▶ **Your tasks**:
1. Answer these questions using the heart failure article.
(a) How many cancer patients and how many non-cancer patients did the researchers track?
(b) What hazard ratio for CHF did the adjusted analysis give for cancer patients compared with controls?
(c) What was the incidence of CHF among cancer patients at 5 years?
2. From the heart failure article, reproduce word for word the part that opens with the words containing "This increased risk" and closes with "the 20-year mark.".

Doctor and hospitalized patient Photo courtesy of CDC
Photo courtesy of CDC
Doctor and patient

ORLANDO—Results of a retrospective study showed that survivors of lymphoma or breast cancer had a significantly greater risk of congestive heart failure (CHF) than patients who did not have cancer.

This increased risk was observed as early as a year after cancer diagnosis but was still present 20 years after diagnosis.

Overall, 1 in 10 cancer patients had CHF at the 20-year mark.

“The majority of patients do not develop heart failure, but our research helps us recognize the factors associated with it and the importance of appropriate heart care following cancer treatment,” said Carolyn Larsen, MD, of the Mayo Clinic in Rochester, Minnesota.

“Our research suggests that periodic cardiac imaging to monitor for heart damage may be needed for some cancer patients, even if they have no signs of heart damage initially after chemotherapy. Additionally, it emphasizes that working to live a heart-healthy lifestyle is important for cancer patients and survivors to reduce the overall risk of heart disease.”

Dr Larsen and her colleagues presented this research as a poster (abstract 1105-066) at the American College of Cardiology’s 67th Annual Scientific Session & Expo (ACC.18).

Patients

Using data from the Rochester Epidemiology Project, the researchers retrospectively tracked CHF cases in 900 cancer patients and 1550 non-cancer patients. Patients were treated in Olmsted County in Minnesota from 1985 to 2010.

For both patient groups, the median age at baseline was about 53, a little more than 90% of each group was white, and nearly 80% of each group was female.

Six to 7% of patients had diabetes, and about 30% of each group had hypertension. Thirty-eight percent of each group had hyperlipidemia, and 31% were obese.

Five percent of cancer patients and 2% of controls had coronary artery disease (P<0.001). This was the only significant difference in baseline characteristics.

Cancer patients had been diagnosed with non-Hodgkin lymphoma (28%), Hodgkin lymphoma (9%), or breast cancer (64%). Forty-seven percent had received radiation, including right chest (21%), left chest (23%), and mediastinal (4%).

Eighty-four percent of patients had received anthracycline therapy. The median doxorubicin isotoxic dose was 240 mg/m2.

At baseline, 12% of cancer patients were on beta-blockers, 8% were on angiotensin converting enzyme inhibitors, 4% were on angiotensin receptor blockers, and 11% were on statins.

Results

Cancer patients were more than 3 times as likely as controls to develop CHF. The hazard ratio (HR) was 3.6 (P<0.01) in an analysis adjusted for age, gender, diabetes, hypertension, coronary artery disease, dyslipidemia, and obesity at baseline.

The increased CHF risk among cancer patients was evident after the first year from cancer diagnosis and persisted at 20 years of follow-up.

“The risk of heart failure doesn’t go away after a couple of years,” Dr Larsen said. “It’s a long-term issue that patients need to discuss with their doctors and use as motivation to stay heart healthy.”

The incidence of CHF—in cancer patients and controls, respectively—was as follows:

  • 1 year—1.5% vs 0.1%
  • 5 years—3.1% vs 0.9%
  • 10 years—5.0% vs 2%
  • 20 years—10.1% vs 5.8%.

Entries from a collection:

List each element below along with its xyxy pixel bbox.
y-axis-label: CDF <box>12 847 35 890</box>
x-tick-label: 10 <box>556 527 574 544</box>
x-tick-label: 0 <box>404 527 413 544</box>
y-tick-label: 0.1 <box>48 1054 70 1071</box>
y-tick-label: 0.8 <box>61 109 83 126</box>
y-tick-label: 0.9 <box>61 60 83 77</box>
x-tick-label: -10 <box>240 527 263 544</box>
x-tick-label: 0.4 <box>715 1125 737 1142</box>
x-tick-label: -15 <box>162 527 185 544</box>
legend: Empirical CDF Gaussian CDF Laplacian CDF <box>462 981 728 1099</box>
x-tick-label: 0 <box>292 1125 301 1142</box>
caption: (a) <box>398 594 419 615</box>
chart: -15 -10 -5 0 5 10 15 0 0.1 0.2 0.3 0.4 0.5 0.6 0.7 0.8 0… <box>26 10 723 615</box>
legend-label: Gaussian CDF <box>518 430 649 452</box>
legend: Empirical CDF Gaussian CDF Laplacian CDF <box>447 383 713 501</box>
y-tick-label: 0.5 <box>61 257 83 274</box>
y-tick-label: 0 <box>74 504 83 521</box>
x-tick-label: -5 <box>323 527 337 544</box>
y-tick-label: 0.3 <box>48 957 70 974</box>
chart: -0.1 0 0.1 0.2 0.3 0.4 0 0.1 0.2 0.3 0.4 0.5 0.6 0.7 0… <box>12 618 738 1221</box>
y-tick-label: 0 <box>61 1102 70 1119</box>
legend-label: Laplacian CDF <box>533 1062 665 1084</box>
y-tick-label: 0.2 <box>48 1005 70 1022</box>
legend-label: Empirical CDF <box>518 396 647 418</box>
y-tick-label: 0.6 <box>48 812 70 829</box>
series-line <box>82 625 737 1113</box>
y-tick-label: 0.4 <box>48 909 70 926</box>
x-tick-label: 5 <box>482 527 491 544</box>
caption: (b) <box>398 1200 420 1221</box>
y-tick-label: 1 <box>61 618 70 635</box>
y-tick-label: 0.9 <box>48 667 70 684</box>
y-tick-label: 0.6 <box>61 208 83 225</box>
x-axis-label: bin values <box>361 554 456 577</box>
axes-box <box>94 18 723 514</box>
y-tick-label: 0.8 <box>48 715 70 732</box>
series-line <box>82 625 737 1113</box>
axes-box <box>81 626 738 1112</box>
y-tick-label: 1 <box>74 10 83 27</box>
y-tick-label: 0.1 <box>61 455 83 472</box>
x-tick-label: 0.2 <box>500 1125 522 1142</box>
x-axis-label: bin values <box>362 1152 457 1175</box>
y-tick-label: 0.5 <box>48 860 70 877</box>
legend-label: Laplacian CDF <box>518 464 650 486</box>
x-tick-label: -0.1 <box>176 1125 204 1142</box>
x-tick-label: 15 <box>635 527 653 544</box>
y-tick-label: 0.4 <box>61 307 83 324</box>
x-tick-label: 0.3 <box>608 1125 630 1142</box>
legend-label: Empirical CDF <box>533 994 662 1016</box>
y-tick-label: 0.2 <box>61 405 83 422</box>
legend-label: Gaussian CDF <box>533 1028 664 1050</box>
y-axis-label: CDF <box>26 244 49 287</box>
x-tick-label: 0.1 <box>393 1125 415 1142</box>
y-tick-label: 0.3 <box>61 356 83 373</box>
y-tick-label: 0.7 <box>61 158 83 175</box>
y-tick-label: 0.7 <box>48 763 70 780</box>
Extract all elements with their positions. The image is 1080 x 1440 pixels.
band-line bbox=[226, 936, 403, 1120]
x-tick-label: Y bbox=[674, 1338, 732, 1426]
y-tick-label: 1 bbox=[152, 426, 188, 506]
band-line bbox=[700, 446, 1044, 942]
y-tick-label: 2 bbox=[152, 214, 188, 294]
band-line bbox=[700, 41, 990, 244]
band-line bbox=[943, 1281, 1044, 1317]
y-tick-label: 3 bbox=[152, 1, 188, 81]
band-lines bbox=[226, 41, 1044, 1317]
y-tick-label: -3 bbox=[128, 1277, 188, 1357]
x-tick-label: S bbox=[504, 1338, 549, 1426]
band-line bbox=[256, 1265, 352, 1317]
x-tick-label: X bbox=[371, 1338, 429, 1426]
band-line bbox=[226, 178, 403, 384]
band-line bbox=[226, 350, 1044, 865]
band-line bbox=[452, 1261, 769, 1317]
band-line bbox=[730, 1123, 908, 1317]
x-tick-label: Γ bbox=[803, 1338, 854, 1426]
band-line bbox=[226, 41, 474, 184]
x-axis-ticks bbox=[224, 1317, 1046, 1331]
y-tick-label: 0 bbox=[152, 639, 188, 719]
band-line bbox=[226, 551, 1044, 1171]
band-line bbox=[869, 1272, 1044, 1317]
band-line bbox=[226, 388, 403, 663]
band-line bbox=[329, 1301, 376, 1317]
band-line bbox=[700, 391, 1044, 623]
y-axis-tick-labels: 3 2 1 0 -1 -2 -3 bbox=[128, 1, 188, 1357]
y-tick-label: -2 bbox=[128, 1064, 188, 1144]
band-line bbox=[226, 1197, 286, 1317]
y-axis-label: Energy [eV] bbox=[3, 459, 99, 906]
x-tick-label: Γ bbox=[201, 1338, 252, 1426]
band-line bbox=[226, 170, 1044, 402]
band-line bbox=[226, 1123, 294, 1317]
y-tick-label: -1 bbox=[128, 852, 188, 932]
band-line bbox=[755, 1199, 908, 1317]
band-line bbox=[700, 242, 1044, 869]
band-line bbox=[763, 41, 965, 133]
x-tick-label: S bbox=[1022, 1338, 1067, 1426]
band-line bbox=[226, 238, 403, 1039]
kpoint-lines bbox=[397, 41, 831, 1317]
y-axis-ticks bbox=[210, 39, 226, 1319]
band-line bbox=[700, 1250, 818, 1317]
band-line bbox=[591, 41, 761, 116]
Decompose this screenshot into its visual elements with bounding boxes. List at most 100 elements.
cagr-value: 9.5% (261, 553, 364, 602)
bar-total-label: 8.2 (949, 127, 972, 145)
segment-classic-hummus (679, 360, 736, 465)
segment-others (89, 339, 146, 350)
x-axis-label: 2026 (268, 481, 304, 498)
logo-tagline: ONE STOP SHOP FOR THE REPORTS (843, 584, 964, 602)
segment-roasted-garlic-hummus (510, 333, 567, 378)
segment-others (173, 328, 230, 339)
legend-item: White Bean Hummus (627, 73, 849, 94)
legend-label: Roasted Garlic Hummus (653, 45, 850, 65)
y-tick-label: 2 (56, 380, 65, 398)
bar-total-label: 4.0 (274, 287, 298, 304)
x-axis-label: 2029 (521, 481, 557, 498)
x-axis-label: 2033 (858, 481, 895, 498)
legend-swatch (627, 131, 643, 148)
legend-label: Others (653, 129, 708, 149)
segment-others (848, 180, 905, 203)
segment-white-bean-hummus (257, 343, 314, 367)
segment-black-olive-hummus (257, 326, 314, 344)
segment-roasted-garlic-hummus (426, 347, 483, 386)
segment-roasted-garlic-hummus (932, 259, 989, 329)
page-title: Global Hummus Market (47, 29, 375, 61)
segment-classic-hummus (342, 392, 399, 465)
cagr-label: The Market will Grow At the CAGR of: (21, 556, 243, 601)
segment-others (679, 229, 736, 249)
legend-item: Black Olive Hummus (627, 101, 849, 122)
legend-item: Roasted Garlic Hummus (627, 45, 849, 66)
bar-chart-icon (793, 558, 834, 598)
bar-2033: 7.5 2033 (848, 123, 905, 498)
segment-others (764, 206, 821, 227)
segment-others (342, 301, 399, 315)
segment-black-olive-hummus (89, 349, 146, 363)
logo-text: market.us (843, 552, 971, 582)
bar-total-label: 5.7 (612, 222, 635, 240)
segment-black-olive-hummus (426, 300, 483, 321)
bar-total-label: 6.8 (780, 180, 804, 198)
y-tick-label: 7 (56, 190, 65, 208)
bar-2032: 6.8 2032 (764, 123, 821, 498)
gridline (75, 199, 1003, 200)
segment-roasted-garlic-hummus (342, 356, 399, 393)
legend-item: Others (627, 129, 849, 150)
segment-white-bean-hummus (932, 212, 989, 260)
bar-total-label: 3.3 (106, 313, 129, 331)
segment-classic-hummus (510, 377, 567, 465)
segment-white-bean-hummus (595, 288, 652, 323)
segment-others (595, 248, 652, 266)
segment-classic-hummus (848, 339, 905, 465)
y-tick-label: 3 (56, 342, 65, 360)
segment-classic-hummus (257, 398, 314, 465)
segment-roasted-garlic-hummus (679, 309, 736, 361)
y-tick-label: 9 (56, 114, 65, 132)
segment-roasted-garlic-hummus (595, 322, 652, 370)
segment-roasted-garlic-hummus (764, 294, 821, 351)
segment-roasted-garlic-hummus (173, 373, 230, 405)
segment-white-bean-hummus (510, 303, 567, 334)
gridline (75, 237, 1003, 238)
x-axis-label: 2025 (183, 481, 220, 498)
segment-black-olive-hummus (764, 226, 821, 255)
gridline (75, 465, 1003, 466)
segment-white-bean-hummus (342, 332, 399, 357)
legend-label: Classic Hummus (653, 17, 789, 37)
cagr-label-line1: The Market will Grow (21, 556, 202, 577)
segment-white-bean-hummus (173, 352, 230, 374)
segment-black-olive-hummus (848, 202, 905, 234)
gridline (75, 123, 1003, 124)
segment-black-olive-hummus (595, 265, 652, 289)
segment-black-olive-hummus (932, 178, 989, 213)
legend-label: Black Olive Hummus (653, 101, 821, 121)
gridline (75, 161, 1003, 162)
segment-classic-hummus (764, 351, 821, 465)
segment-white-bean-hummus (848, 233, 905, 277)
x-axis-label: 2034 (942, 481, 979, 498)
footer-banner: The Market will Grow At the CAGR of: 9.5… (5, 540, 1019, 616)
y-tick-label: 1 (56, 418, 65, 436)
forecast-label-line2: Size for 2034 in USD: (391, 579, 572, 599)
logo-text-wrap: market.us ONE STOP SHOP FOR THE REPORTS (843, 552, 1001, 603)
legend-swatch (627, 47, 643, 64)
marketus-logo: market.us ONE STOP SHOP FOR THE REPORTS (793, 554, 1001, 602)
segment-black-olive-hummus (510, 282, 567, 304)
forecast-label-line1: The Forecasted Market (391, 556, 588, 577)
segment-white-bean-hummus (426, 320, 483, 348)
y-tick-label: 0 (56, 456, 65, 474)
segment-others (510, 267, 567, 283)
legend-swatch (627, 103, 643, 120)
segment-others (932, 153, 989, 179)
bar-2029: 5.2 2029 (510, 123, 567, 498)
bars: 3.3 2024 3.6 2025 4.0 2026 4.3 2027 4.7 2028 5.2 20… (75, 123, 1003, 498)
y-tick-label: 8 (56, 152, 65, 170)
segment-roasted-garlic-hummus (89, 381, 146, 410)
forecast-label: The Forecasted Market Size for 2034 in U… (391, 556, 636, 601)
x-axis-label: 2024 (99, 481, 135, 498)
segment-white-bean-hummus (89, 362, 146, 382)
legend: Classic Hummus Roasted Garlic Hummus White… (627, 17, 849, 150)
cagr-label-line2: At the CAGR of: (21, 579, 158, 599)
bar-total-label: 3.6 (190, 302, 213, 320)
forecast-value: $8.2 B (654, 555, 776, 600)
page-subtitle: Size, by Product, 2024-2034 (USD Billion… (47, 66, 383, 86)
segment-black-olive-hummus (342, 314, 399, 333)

▶ **Answers by item number**:
1.
(a) 900 cancer patients and 1550 non-cancer patients.
(b) 3.6 (P<0.01).
(c) 3.1%.

2.
This increased risk was observed as early as a year after cancer diagnosis but was still present 20 years after diagnosis.

Overall, 1 in 10 cancer patients had CHF at the 20-year mark.